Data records

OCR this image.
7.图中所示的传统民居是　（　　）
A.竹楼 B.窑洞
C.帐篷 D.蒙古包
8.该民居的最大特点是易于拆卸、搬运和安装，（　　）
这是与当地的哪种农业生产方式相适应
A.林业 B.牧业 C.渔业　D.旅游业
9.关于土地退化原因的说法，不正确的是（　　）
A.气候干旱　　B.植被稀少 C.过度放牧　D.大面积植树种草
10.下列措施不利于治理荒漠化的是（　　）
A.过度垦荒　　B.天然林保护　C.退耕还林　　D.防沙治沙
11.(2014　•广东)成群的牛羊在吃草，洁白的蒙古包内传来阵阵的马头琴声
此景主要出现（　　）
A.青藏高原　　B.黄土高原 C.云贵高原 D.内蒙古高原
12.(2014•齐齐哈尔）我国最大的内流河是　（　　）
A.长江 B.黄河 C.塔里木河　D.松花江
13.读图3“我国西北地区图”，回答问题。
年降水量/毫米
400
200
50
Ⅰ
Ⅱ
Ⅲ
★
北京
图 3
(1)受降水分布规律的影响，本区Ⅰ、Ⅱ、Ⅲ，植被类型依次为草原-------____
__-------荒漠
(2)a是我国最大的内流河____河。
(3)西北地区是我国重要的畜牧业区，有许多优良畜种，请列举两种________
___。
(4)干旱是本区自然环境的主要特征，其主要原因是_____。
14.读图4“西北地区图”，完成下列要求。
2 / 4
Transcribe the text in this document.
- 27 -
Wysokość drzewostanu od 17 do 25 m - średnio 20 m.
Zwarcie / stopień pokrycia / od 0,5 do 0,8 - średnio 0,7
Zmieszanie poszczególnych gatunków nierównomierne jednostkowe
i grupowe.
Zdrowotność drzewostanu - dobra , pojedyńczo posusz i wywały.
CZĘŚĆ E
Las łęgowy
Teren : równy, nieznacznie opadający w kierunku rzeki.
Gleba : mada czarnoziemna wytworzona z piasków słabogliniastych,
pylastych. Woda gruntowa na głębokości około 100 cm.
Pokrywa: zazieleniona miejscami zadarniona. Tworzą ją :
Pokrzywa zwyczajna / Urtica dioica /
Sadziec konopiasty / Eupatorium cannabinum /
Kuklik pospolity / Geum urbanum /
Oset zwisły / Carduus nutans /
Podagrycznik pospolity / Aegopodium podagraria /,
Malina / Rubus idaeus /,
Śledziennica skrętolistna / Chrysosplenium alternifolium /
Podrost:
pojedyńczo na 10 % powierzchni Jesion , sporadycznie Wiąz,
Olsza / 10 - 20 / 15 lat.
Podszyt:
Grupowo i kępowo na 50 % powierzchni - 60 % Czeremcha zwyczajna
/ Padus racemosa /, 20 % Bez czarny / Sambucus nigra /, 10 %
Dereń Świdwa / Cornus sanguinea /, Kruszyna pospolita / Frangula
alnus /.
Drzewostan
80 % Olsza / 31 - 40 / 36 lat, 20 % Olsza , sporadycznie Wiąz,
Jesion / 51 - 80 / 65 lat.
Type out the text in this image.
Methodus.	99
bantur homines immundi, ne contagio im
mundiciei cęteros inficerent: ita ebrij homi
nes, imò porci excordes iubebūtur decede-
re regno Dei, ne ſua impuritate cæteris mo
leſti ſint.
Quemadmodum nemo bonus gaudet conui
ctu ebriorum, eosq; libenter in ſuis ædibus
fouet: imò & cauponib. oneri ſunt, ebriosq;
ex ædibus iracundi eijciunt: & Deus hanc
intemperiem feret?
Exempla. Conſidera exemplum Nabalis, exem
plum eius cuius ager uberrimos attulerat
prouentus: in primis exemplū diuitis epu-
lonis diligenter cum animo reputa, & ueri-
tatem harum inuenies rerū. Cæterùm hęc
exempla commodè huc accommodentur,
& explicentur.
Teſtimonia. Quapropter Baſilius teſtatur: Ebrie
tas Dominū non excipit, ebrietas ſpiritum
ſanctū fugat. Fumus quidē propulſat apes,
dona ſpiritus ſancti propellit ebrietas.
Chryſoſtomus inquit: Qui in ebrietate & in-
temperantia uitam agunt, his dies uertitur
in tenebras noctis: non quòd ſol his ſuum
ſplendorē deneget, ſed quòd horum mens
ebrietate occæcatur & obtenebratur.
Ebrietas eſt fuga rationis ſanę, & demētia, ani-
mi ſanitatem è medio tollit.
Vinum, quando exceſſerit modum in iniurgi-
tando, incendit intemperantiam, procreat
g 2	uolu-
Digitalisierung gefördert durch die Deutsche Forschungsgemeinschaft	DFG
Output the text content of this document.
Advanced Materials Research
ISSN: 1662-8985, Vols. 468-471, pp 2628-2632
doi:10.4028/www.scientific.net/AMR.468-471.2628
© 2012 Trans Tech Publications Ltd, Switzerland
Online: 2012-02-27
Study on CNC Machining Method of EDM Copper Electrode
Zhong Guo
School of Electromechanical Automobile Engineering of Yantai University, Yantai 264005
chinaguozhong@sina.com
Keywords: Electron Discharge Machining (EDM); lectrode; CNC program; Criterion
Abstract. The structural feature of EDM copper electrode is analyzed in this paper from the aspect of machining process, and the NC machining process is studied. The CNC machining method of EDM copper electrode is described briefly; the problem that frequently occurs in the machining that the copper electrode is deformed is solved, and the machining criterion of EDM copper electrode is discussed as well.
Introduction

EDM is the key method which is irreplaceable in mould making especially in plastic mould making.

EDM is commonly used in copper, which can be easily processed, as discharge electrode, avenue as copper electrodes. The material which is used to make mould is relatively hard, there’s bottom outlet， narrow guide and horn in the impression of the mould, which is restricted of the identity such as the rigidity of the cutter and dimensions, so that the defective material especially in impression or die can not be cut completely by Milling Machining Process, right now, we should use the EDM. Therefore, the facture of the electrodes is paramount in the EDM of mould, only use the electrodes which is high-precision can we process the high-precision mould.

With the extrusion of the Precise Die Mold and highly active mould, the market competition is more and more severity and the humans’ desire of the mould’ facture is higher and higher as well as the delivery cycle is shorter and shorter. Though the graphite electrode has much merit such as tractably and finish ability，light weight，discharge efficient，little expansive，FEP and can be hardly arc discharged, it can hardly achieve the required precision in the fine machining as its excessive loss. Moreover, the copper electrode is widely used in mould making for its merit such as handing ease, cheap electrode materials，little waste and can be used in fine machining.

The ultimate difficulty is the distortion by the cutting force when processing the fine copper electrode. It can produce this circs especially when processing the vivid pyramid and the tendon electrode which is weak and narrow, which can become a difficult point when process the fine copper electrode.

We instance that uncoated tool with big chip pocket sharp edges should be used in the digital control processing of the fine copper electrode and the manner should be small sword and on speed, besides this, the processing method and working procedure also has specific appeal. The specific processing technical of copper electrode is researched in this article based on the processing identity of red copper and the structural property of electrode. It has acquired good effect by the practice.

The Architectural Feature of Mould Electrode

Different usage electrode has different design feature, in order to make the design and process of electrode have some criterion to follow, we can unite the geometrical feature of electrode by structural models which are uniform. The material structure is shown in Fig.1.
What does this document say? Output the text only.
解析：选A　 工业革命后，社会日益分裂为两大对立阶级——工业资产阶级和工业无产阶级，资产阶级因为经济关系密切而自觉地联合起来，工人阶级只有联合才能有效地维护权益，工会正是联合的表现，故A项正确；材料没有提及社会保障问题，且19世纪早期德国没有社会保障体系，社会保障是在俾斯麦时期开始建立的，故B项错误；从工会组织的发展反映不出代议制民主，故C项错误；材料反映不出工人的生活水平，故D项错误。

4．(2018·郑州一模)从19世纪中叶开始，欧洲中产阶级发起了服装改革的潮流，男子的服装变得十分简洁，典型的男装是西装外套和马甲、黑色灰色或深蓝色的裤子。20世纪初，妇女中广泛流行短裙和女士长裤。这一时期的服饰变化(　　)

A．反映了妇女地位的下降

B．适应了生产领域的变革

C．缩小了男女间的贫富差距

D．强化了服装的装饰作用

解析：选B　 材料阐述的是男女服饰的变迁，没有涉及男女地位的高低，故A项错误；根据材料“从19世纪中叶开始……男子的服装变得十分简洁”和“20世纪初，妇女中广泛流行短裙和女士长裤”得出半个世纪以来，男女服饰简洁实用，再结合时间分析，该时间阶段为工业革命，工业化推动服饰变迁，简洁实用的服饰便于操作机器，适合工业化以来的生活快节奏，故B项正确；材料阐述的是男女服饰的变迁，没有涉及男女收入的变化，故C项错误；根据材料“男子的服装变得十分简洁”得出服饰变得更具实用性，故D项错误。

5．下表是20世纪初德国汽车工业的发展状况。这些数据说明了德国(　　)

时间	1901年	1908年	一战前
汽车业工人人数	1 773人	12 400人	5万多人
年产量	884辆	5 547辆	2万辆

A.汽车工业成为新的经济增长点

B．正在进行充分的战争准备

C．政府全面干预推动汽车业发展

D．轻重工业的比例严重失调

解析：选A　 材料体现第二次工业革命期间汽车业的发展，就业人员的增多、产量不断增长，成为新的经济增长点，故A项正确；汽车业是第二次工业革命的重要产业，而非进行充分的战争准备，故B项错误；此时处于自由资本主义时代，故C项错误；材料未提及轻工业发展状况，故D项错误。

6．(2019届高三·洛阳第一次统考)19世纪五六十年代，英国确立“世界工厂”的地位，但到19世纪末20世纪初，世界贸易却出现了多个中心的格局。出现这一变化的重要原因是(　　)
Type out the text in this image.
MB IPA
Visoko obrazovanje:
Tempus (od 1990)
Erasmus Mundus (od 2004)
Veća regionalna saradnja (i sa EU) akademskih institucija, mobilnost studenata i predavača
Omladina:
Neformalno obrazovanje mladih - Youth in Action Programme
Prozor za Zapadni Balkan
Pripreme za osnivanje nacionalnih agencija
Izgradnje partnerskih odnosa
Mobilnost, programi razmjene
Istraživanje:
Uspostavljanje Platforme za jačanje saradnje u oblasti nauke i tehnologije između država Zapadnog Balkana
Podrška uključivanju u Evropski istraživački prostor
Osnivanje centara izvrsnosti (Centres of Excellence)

*TASK PROMPT:* Search the data for "fine" and list every line in which it occurs.

*RESULT:*
With the extrusion of the Precise Die Mold and highly active mould, the market competition is more and more severity and the humans’ desire of the mould’ facture is higher and higher as well as the delivery cycle is shorter and shorter. Though the graphite electrode has much merit such as tractably and finish ability，light weight，discharge efficient，little expansive，FEP and can be hardly arc discharged, it can hardly achieve the required precision in the fine machining as its excessive loss. Moreover, the copper electrode is widely used in mould making for its merit such as handing ease, cheap electrode materials，little waste and can be used in fine machining.
The ultimate difficulty is the distortion by the cutting force when processing the fine copper electrode. It can produce this circs especially when processing the vivid pyramid and the tendon electrode which is weak and narrow, which can become a difficult point when process the fine copper electrode.
We instance that uncoated tool with big chip pocket sharp edges should be used in the digital control processing of the fine copper electrode and the manner should be small sword and on speed, besides this, the processing method and working procedure also has specific appeal. The specific processing technical of copper electrode is researched in this article based on the processing identity of red copper and the structural property of electrode. It has acquired good effect by the practice.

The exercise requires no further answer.